◆ Talimat A: Kayıtlarda "dilution" dizesini içeren satırların sayısını verin. Büyük-küçük harf ayrımı önemlidir ve yalnızca sayıyı yazın.

◆ Alıntı metin:
★ ★ ★

Basın Özgürlüğü Günü: İfade özgürlüğü tehdit altında

İSTANBUL - Türkiye’de ifade özgürlüğünün tehdit altında olduğunu söyleyen MLSA Eş Direktörü Veysel Ok, maruz kaldıkları baskılar nedeniyle 3 Mayıs'ın "Kürt Gazetecilerle Dayanışma Günü" olarak kutlanması önerisinde bulundu.
 
Birleşmiş Milletler (BM) Genel Kurulu'nun 1993 yılında aldığı kararla 3 Mayıs, tüm dünyada “Dünya Basın Özgürlüğü Günü” olarak kutlanıyor. Dünya Basın Özgürlüğü Endeksi'nde 180 ülke içerisinde 158'inci sırada yer alan Türkiye’de, gazeteciler ve medya kuruluşları, günü tutuklama, gözaltı, sansür ve kapatılmalarla karşılıyor. Özellikle birçok baskıya rağmen mesleki faaliyetlerini sürdüren Özgür Basın çalışanları, doğrudan iktidarın hedefinde.

★ ★ ★

◆ Mevcut kayıtlar:

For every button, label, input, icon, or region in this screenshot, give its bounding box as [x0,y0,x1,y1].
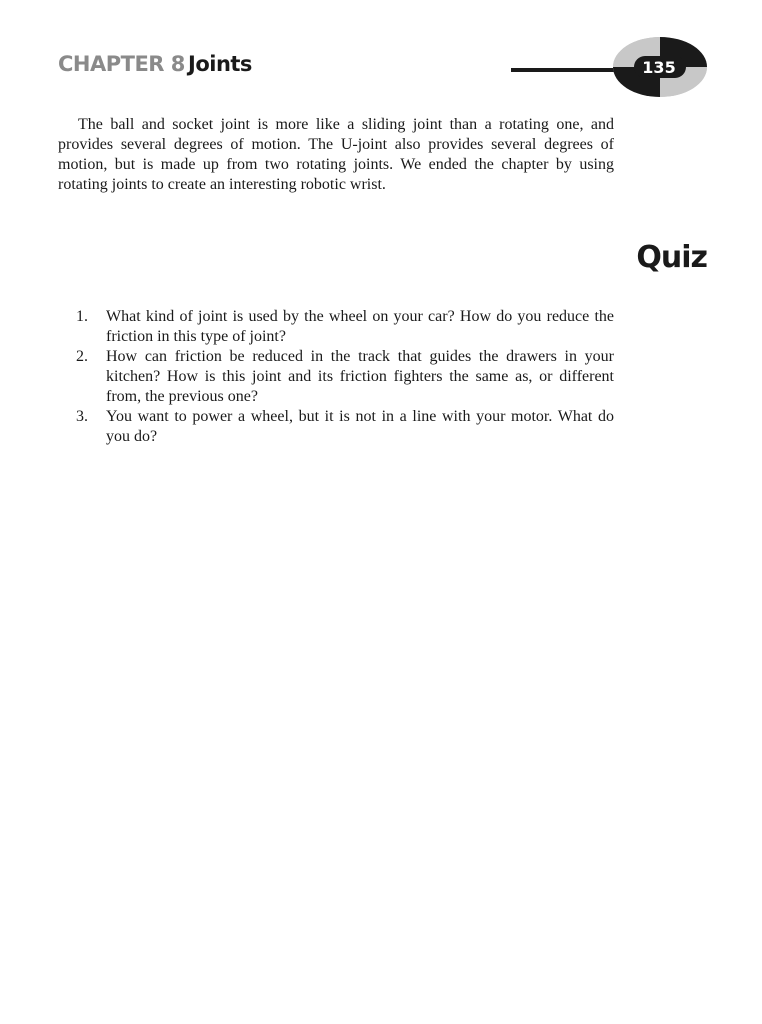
quiz-item-number: 3. [76,408,88,425]
quiz-item [58,407,614,447]
quiz-item-number: 2. [76,348,88,365]
quiz-list [58,307,614,447]
chapter-label: CHAPTER 8 [58,52,185,76]
section-heading-quiz: Quiz [636,240,707,275]
quiz-item-number: 1. [76,308,88,325]
quiz-item [58,307,614,347]
quiz-item-text: How can friction be reduced in the track that guides the drawers in your kitchen? How is this joint and its friction fighters the same as, or different from, the previous one? [106,348,614,405]
quiz-item [58,347,614,407]
chapter-title: Joints [188,52,252,76]
intro-paragraph: The ball and socket joint is more like a sliding joint than a rotating one, and provides several degrees of motion. The U-joint also provides several degrees of motion, but is made up from two rotating joints. We ended the chapter by using rotating joints to create an interesting robotic wrist. [58,116,614,193]
quiz-item-text: What kind of joint is used by the wheel on your car? How do you reduce the friction in this type of joint? [106,308,614,345]
page-number: 135 [642,58,676,77]
quiz-item-text: You want to power a wheel, but it is not in a line with your motor. What do you do? [106,408,614,445]
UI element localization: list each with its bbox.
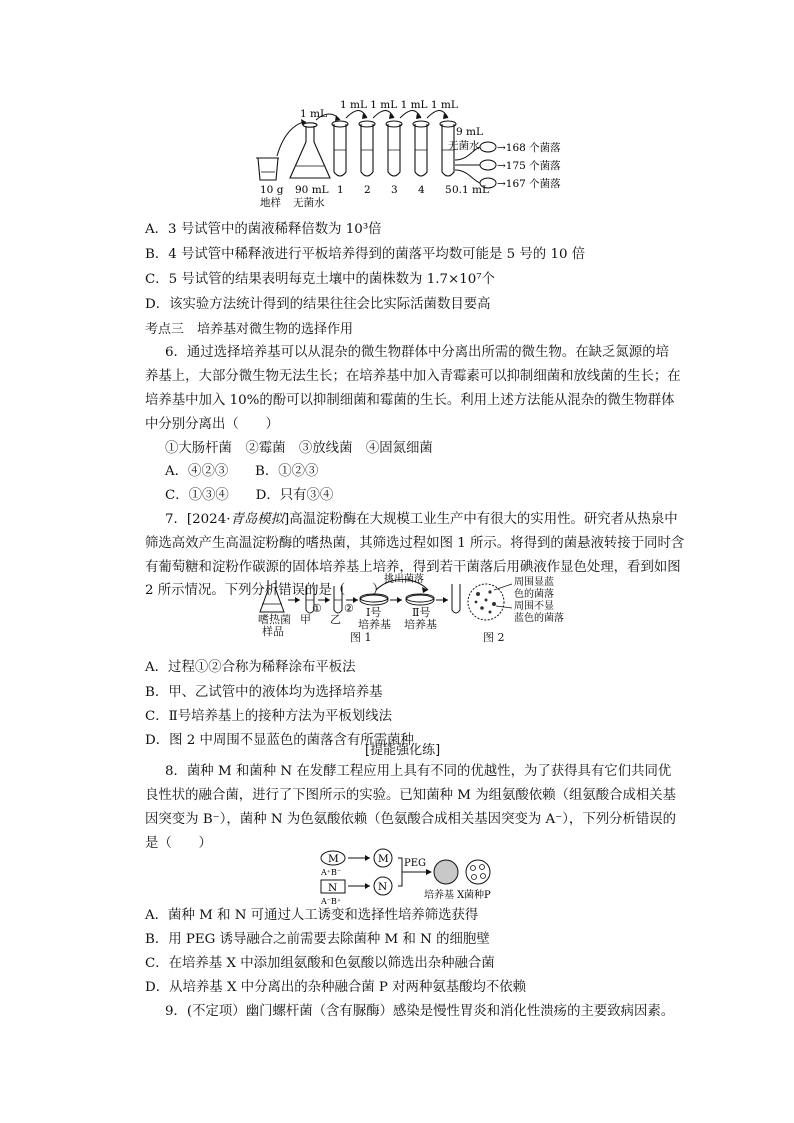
q8-option-b: B．用 PEG 诱导融合之前需要去除菌种 M 和 N 的细胞壁 — [145, 932, 490, 947]
q8-option-d: D．从培养基 X 中分离出的杂种融合菌 P 对两种氨基酸均不依赖 — [145, 980, 527, 995]
tube-jia-label: 甲 — [300, 613, 311, 626]
petri-dishes — [480, 142, 496, 188]
q8-line-3: 因突变为 B⁻），菌种 N 为色氨酸依赖（色氨酸合成相关基因突变为 A⁻），下列分析错误的 — [145, 812, 677, 827]
q7-option-a: A．过程①②合称为稀释涂布平板法 — [145, 660, 356, 675]
figure-2-caption: 图 2 — [483, 631, 505, 644]
section-heading-3: 考点三 培养基对微生物的选择作用 — [145, 322, 354, 337]
q8-line-1: 8．菌种 M 和菌种 N 在发酵工程应用上具有不同的优越性，为了获得具有它们共同优 — [165, 764, 672, 779]
strain-m-genotype: A⁺B⁻ — [321, 868, 342, 877]
pick-colony-label: 挑出菌落 — [384, 574, 424, 585]
strain-n-label: N — [328, 882, 338, 894]
tube-label-4: 4 — [418, 184, 425, 196]
q6-line-4: 中分别分离出（ ） — [145, 417, 279, 432]
strain-p-label: 菌种P — [464, 890, 491, 901]
strain-n-genotype: A⁻B⁺ — [321, 897, 342, 906]
protoplast-n-label: N — [378, 881, 388, 893]
q5-option-d: D．该实验方法统计得到的结果往往会比实际活菌数目要高 — [145, 297, 491, 312]
soil-label: 地样 — [260, 197, 281, 209]
q6-options-cd: C．①③④ D．只有③④ — [165, 488, 334, 503]
soil-mass: 10 g — [260, 184, 284, 196]
q6-line-1: 6．通过选择培养基可以从混杂的微生物群体中分离出所需的微生物。在缺乏氮源的培 — [165, 345, 669, 360]
water-label: 无菌水 — [448, 140, 480, 152]
section-heading-practice: [提能强化练] — [365, 743, 441, 758]
q5-option-a: A．3 号试管中的菌液稀释倍数为 10³倍 — [145, 222, 382, 237]
q7-line-4: 2 所示情况。下列分析错误的是（ ） — [145, 583, 386, 598]
screening-figure — [0, 572, 794, 642]
plate-2-label: Ⅱ号 — [412, 606, 431, 619]
flask — [290, 123, 330, 178]
tube-yi-label: 乙 — [330, 613, 341, 626]
strain-m-label: M — [328, 853, 339, 865]
flask-label: 无菌水 — [293, 197, 325, 209]
q7-prefix: 7．[2024· — [165, 512, 231, 527]
figure-1-caption: 图 1 — [350, 631, 372, 644]
q6-items: ①大肠杆菌 ②霉菌 ③放线菌 ④固氮细菌 — [165, 441, 433, 456]
transfer-labels-row: 1 mL 1 mL 1 mL 1 mL — [340, 99, 458, 111]
q6-line-2: 养基上，大部分微生物无法生长；在培养基中加入青霉素可以抑制细菌和放线菌的生长；在 — [145, 369, 681, 384]
fusion-figure — [0, 848, 794, 908]
q7-line-2: 筛选高效产生高温淀粉酶的嗜热菌，其筛选过程如图 1 所示。将得到的菌悬液转接于同时含 — [145, 536, 685, 551]
legend-blue-2: 色的菌落 — [514, 589, 554, 600]
step-2-label: ② — [344, 602, 354, 615]
colony-count-2: →175 个菌落 — [497, 160, 561, 172]
transfer-label-1: 1 mL — [300, 108, 327, 120]
dilution-figure — [0, 0, 794, 215]
q7-line-1 — [165, 510, 678, 530]
q5-option-b: B．4 号试管中稀释液进行平板培养得到的菌落平均数可能是 5 号的 10 倍 — [145, 247, 586, 262]
q8-option-a: A．菌种 M 和 N 可通过人工诱变和选择性培养筛选获得 — [145, 908, 479, 923]
tube-label-1: 1 — [337, 184, 344, 196]
q6-options-ab: A．④②③ B．①②③ — [165, 464, 319, 479]
protoplast-m-label: M — [378, 853, 389, 865]
plate-2-medium: 培养基 — [404, 618, 437, 631]
step-1-label: ① — [312, 602, 322, 615]
sample-label-2: 样品 — [262, 625, 284, 638]
flask-volume: 90 mL — [295, 184, 329, 196]
legend-blue-1: 周围显蓝 — [514, 577, 554, 588]
q7-option-b: B．甲、乙试管中的液体均为选择培养基 — [145, 685, 383, 700]
tube-label-5: 5 — [445, 184, 452, 196]
colony-count-3: →167 个菌落 — [497, 178, 561, 190]
water-volume: 9 mL — [456, 126, 483, 138]
sample-label-1: 嗜热菌 — [258, 613, 291, 626]
tube-label-3: 3 — [391, 184, 398, 196]
dilution-tubes — [332, 121, 456, 176]
q7-rest: ]高温淀粉酶在大规模工业生产中有很大的实用性。研究者从热泉中 — [284, 512, 678, 527]
legend-nonblue-1: 周围不显 — [514, 601, 554, 612]
tube-label-2: 2 — [364, 184, 371, 196]
plating-volume: 0.1 mL — [452, 184, 489, 196]
q7-line-3: 有葡萄糖和淀粉作碳源的固体培养基上培养，得到若干菌落后用碘液作显色处理，看到如图 — [145, 560, 681, 575]
colony-count-1: →168 个菌落 — [497, 142, 561, 154]
q8-line-2: 良性状的融合菌，进行了下图所示的实验。已知菌种 M 为组氨酸依赖（组氨酸合成相关基 — [145, 788, 677, 803]
q8-line-4: 是（ ） — [145, 836, 212, 851]
q7-option-d: D．图 2 中周围不显蓝色的菌落含有所需菌种 — [145, 733, 414, 748]
soil-beaker — [256, 158, 279, 180]
plate-1-label: Ⅰ号 — [366, 606, 382, 619]
q5-option-c: C．5 号试管的结果表明每克土壤中的菌株数为 1.7×10⁷个 — [145, 272, 496, 287]
legend-nonblue-2: 蓝色的菌落 — [514, 613, 564, 624]
plate-1-medium: 培养基 — [358, 618, 391, 631]
q7-option-c: C．Ⅱ号培养基上的接种方法为平板划线法 — [145, 709, 392, 724]
q7-source: 青岛模拟 — [230, 512, 285, 527]
q8-option-c: C．在培养基 X 中添加组氨酸和色氨酸以筛选出杂种融合菌 — [145, 956, 495, 971]
peg-label: PEG — [404, 858, 427, 869]
q9-line-1: 9．(不定项）幽门螺杆菌（含有脲酶）感染是慢性胃炎和消化性溃疡的主要致病因素。 — [165, 1004, 675, 1019]
medium-x-label: 培养基 X — [424, 890, 465, 901]
q6-line-3: 培养基中加入 10%的酚可以抑制细菌和霉菌的生长。利用上述方法能从混杂的微生物群体 — [145, 393, 675, 408]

★ ★ ★

◆ Talimat B: Basın özgürlüğü metnine göre Türkiye, Dünya Basın Özgürlüğü Endeksi'nde 180 ülke arasında kaçıncı sırada yer alıyor?

◆ Çözüm A: 2

◆ Çözüm B: 158'inci sırada.